What is needed → Check each line below for the word "Fremd", and copy those that have it.

Source data
+ + + + + + +

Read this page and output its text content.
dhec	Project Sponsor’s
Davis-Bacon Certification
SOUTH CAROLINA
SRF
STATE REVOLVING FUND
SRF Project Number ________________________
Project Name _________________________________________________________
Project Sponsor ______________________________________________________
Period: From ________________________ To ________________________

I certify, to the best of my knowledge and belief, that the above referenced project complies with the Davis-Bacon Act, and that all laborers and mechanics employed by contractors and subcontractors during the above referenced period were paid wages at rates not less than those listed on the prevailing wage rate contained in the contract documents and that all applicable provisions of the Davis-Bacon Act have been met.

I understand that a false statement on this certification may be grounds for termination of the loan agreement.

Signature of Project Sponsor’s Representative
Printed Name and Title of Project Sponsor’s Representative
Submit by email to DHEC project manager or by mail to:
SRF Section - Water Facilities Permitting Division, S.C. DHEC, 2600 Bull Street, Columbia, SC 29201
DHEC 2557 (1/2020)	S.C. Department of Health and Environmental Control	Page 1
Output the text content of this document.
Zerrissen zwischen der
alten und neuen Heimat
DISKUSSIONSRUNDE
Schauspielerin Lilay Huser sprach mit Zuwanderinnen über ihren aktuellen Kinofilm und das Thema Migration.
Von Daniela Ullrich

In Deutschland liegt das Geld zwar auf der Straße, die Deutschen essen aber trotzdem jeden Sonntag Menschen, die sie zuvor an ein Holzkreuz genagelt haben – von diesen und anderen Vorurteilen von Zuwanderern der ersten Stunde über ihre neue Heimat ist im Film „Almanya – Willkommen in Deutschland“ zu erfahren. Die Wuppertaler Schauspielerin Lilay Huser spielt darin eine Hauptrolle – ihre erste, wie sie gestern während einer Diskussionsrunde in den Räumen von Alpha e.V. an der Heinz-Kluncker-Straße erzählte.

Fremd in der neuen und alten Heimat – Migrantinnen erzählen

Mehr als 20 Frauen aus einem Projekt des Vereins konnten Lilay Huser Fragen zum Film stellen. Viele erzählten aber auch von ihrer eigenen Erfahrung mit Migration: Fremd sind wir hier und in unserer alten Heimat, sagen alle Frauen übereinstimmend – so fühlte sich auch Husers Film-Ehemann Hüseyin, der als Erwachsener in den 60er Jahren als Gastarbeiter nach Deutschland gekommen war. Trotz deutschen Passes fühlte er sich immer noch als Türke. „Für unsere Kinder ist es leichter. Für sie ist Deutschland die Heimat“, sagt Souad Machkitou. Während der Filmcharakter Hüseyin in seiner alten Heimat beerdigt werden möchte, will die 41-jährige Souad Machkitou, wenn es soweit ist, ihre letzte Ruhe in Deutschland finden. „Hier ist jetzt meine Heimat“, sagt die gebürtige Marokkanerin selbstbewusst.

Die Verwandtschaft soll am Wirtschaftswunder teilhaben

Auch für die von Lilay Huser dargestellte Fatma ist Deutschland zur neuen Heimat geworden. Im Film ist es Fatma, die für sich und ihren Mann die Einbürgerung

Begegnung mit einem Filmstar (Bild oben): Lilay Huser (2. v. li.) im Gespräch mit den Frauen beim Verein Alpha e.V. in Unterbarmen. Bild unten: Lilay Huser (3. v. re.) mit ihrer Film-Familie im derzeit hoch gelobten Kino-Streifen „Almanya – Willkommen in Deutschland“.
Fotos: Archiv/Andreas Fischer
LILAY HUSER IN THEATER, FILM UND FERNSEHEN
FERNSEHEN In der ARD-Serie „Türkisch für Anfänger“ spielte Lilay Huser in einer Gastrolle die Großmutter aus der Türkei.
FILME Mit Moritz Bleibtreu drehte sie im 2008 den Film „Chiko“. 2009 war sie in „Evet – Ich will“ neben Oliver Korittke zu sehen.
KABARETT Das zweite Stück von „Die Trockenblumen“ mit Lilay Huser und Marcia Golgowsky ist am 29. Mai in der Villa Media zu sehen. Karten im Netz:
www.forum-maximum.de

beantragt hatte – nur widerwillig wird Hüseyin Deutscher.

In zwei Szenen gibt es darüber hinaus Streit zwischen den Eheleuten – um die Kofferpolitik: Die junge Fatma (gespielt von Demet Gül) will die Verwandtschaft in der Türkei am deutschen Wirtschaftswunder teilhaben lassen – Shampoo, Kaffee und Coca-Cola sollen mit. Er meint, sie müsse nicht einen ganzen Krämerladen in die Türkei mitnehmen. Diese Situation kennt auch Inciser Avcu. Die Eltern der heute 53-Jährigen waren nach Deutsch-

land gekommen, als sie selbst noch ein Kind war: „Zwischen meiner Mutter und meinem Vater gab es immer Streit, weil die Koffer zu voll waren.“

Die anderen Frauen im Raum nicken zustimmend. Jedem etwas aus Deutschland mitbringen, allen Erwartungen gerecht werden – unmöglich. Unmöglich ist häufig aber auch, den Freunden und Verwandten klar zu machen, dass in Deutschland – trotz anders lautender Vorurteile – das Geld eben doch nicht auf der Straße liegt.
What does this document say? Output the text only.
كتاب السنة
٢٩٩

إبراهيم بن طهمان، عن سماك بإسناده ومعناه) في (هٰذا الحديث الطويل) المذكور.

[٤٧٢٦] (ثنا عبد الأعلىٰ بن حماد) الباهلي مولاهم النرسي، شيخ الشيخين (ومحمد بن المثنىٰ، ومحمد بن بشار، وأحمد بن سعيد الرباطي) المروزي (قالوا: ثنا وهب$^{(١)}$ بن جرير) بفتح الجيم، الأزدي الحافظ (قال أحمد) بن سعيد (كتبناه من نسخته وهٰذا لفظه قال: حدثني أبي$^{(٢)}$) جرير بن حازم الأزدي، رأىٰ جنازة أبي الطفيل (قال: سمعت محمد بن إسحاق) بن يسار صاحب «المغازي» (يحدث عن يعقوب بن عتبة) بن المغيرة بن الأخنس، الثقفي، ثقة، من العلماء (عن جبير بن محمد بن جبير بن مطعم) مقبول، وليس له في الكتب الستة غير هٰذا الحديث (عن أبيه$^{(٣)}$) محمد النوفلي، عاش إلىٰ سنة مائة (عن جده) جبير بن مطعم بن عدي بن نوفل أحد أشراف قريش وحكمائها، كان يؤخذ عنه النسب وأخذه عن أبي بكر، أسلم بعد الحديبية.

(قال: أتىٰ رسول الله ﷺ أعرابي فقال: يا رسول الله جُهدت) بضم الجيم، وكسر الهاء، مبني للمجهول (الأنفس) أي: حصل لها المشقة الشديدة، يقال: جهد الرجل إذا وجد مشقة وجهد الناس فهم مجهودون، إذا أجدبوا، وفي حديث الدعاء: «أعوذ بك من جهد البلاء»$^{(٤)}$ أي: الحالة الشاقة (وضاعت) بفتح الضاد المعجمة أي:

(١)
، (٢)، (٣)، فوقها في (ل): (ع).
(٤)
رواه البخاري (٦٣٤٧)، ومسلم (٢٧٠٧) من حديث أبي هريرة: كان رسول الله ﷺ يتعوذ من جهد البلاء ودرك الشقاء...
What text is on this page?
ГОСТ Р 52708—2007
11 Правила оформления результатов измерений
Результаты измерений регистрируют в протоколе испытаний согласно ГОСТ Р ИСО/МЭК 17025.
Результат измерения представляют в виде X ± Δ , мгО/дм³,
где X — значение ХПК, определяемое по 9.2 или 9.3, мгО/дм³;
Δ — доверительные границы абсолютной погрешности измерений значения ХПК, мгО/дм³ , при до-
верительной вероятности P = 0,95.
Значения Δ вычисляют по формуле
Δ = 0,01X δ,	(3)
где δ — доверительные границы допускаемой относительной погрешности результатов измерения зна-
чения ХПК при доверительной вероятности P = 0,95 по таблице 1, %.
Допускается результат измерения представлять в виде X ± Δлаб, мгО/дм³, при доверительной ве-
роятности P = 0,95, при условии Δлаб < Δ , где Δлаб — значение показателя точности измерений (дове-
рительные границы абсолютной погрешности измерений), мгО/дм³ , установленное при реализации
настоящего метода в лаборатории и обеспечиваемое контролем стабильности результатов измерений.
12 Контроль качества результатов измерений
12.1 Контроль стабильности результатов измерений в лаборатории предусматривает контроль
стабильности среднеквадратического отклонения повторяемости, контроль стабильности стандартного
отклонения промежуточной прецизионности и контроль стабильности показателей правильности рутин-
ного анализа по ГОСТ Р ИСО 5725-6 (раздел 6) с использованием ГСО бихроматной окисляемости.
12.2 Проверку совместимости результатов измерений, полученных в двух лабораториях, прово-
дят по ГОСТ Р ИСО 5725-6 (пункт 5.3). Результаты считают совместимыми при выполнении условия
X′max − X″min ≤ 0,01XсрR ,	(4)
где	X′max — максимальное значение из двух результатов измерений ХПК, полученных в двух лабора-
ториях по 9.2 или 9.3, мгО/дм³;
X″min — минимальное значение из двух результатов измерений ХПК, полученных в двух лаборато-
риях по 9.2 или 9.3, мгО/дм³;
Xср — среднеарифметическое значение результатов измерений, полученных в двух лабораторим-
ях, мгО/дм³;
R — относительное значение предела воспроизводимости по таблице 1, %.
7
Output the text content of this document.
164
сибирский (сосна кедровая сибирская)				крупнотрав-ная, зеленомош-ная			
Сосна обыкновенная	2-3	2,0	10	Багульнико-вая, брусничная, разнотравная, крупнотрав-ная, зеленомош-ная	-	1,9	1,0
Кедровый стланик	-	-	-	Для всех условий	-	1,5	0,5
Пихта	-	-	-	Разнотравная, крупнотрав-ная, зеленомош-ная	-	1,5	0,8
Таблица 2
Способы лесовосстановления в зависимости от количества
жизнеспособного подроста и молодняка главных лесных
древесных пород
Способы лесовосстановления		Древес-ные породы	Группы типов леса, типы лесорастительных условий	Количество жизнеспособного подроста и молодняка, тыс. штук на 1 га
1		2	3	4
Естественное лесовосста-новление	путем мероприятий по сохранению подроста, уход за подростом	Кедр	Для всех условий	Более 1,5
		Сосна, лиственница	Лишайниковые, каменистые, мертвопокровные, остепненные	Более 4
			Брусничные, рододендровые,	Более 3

+ + + + + + +

Solution to this exercise →
Fremd in der neuen und alten Heimat – Migrantinnen erzählen
Mehr als 20 Frauen aus einem Projekt des Vereins konnten Lilay Huser Fragen zum Film stellen. Viele erzählten aber auch von ihrer eigenen Erfahrung mit Migration: Fremd sind wir hier und in unserer alten Heimat, sagen alle Frauen übereinstimmend – so fühlte sich auch Husers Film-Ehemann Hüseyin, der als Erwachsener in den 60er Jahren als Gastarbeiter nach Deutschland gekommen war. Trotz deutschen Passes fühlte er sich immer noch als Türke. „Für unsere Kinder ist es leichter. Für sie ist Deutschland die Heimat“, sagt Souad Machkitou. Während der Filmcharakter Hüseyin in seiner alten Heimat beerdigt werden möchte, will die 41-jährige Souad Machkitou, wenn es soweit ist, ihre letzte Ruhe in Deutschland finden. „Hier ist jetzt meine Heimat“, sagt die gebürtige Marokkanerin selbstbewusst.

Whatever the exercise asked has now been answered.